** Begin **
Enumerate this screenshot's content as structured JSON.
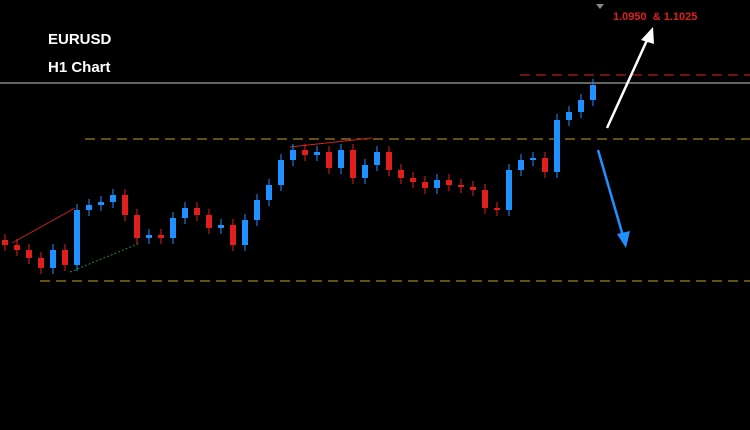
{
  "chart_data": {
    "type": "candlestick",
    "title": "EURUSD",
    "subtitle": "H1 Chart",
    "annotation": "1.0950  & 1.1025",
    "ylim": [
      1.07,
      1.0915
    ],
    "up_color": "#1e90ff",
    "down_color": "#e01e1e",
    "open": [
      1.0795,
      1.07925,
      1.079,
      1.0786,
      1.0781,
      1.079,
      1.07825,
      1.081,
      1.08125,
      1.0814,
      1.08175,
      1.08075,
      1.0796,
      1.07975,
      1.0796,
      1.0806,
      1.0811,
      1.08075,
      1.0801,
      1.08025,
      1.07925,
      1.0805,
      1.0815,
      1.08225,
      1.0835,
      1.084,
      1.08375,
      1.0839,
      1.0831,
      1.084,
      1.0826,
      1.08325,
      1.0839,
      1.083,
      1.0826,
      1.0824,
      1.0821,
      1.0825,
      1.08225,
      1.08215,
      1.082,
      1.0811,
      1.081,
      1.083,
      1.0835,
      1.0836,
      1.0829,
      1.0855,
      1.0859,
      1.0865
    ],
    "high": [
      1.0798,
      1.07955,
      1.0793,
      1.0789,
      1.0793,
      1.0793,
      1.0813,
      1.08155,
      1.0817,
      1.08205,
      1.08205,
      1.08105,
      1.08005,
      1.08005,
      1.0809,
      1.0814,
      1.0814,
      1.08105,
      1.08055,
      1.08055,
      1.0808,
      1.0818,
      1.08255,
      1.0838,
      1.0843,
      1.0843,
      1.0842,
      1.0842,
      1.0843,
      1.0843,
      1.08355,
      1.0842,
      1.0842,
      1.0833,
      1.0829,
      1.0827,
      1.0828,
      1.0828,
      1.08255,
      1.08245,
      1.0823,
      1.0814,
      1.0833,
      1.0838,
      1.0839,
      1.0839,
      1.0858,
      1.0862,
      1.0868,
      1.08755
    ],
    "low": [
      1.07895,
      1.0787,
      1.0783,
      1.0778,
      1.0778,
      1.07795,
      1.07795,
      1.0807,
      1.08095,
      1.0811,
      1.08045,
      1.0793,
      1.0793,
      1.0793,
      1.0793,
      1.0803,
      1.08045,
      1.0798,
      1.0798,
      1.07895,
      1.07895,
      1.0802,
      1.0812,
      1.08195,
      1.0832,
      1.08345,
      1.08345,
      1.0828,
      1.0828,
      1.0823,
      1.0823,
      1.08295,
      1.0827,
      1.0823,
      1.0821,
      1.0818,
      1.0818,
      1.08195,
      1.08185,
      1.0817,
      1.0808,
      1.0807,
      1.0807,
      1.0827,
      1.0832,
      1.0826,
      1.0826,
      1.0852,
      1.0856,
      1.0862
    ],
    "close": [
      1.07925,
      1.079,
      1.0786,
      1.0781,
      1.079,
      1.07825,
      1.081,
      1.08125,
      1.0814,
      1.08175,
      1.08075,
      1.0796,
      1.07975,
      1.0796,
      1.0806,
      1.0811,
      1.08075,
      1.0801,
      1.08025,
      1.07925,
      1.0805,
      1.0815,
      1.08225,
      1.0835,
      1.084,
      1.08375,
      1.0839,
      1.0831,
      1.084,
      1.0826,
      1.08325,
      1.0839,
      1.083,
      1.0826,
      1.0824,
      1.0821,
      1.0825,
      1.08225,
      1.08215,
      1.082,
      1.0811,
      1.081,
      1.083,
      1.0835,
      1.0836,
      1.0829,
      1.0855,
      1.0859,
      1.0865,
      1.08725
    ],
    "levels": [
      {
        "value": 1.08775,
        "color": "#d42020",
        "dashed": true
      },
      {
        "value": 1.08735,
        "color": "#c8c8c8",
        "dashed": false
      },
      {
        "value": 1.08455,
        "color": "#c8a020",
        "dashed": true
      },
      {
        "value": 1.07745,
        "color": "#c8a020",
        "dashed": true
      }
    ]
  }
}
** End **
** Begin **
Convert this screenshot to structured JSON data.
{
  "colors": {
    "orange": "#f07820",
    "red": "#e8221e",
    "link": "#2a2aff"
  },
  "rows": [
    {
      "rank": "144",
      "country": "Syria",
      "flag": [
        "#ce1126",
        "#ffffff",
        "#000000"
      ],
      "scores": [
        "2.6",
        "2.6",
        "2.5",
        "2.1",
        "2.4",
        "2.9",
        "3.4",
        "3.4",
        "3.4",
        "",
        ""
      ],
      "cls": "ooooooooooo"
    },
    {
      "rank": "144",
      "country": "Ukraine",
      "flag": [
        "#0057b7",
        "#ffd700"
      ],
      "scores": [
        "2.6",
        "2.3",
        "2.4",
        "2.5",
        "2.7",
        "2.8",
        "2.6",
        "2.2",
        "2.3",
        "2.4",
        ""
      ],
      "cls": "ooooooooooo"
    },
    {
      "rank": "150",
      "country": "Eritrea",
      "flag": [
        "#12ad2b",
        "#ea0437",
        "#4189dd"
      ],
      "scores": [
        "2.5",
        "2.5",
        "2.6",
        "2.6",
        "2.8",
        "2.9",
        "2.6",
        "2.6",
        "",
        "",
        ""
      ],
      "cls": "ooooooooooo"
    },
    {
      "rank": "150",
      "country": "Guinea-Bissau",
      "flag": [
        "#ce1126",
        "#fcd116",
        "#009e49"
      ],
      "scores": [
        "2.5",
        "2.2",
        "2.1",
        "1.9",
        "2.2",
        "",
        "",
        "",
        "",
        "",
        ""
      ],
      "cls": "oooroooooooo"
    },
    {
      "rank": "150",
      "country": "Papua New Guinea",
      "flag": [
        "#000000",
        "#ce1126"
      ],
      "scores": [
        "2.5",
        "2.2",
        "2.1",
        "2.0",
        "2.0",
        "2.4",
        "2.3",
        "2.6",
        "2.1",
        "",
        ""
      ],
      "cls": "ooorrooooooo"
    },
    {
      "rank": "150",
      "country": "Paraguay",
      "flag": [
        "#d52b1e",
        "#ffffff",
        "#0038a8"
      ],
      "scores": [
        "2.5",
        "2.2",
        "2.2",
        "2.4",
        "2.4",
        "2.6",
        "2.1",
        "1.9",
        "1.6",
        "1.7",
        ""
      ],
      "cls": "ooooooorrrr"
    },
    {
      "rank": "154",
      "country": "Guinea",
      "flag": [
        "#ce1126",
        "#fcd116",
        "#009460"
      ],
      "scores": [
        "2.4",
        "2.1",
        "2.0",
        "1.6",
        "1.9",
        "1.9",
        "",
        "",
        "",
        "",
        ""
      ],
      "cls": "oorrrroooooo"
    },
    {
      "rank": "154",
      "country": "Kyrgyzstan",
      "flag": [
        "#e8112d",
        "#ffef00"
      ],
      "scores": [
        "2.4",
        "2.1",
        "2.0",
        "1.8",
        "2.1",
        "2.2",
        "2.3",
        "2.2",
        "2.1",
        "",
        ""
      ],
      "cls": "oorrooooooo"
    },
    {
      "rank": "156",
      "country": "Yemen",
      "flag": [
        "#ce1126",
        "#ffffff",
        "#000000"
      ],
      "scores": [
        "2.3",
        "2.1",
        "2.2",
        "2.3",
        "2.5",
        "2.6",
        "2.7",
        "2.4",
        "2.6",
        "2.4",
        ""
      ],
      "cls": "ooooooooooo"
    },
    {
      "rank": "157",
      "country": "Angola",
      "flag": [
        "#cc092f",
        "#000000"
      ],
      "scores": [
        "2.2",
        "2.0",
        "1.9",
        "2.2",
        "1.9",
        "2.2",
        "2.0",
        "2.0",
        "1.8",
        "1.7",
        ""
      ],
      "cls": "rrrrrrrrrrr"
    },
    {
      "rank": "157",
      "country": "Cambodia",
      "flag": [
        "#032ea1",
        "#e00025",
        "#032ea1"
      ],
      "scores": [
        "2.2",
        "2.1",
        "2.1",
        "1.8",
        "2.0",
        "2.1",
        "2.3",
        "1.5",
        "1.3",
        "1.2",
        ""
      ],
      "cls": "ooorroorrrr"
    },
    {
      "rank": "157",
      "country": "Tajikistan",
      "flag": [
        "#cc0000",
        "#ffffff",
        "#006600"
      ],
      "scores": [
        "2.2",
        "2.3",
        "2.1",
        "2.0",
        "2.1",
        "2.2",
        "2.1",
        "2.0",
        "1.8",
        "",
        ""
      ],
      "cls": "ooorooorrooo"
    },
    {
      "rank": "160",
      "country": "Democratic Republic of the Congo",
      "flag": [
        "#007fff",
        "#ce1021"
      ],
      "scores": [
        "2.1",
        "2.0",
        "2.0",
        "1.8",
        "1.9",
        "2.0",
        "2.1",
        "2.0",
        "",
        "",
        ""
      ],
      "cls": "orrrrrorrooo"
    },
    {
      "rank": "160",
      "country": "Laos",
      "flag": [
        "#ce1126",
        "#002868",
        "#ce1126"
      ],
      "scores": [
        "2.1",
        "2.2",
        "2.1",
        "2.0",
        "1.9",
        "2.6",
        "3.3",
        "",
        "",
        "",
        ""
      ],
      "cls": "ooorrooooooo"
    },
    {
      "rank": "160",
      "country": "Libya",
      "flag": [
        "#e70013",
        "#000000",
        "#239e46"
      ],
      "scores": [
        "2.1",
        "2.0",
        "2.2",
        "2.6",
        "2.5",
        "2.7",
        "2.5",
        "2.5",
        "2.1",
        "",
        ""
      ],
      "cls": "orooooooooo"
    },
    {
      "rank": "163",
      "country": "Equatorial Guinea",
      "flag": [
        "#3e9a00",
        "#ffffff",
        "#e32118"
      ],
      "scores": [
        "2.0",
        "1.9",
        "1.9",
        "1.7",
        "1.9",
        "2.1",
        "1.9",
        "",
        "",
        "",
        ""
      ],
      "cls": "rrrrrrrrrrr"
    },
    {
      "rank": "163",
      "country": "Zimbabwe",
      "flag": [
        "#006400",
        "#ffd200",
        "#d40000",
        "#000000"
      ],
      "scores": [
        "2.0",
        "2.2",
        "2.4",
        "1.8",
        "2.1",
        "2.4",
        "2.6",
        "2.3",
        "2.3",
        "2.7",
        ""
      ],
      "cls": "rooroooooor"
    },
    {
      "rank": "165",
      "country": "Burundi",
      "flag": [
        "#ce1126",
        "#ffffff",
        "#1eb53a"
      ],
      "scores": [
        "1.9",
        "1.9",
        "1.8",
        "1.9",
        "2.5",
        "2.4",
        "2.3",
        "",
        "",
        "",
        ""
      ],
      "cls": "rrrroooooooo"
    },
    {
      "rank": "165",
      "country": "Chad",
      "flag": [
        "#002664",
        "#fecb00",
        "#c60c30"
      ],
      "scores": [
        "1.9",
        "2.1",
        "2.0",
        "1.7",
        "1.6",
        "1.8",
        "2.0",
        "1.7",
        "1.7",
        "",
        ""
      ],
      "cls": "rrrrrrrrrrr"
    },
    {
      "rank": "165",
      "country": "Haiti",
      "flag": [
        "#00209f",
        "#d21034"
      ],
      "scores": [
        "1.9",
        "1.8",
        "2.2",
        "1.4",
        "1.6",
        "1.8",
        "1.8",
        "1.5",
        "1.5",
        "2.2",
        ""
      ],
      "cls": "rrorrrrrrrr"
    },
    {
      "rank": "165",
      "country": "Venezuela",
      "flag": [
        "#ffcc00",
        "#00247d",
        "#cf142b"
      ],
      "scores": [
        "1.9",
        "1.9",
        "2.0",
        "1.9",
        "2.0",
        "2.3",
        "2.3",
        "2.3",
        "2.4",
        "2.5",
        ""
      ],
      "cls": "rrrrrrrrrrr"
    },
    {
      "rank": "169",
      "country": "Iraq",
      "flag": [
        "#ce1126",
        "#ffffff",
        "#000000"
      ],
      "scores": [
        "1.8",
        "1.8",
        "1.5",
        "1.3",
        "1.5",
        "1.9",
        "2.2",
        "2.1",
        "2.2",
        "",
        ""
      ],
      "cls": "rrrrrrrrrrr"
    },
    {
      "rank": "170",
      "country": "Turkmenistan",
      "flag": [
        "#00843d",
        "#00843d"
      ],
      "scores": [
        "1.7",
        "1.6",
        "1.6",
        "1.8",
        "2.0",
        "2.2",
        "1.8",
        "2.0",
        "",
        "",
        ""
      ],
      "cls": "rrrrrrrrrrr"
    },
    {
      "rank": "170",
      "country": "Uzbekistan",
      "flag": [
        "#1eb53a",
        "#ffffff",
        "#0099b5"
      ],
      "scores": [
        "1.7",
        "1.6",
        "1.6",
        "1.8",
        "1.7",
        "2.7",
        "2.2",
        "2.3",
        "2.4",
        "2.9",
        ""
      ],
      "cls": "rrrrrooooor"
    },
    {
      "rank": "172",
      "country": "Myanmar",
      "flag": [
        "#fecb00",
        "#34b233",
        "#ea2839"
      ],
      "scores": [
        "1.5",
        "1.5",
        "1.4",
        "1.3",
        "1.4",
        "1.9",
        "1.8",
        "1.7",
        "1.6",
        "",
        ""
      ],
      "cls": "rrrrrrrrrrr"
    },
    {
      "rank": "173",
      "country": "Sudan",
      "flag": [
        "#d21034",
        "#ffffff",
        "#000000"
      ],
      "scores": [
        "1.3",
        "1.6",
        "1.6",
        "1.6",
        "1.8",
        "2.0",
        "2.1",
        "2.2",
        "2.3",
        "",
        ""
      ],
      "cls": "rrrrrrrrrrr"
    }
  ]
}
** End **
#### [Exercise]
Check each line above for the word "value", and copy the lines where it appears.

#### [The output]
        "value": 1.08775,
        "value": 1.08735,
        "value": 1.08455,
        "value": 1.07745,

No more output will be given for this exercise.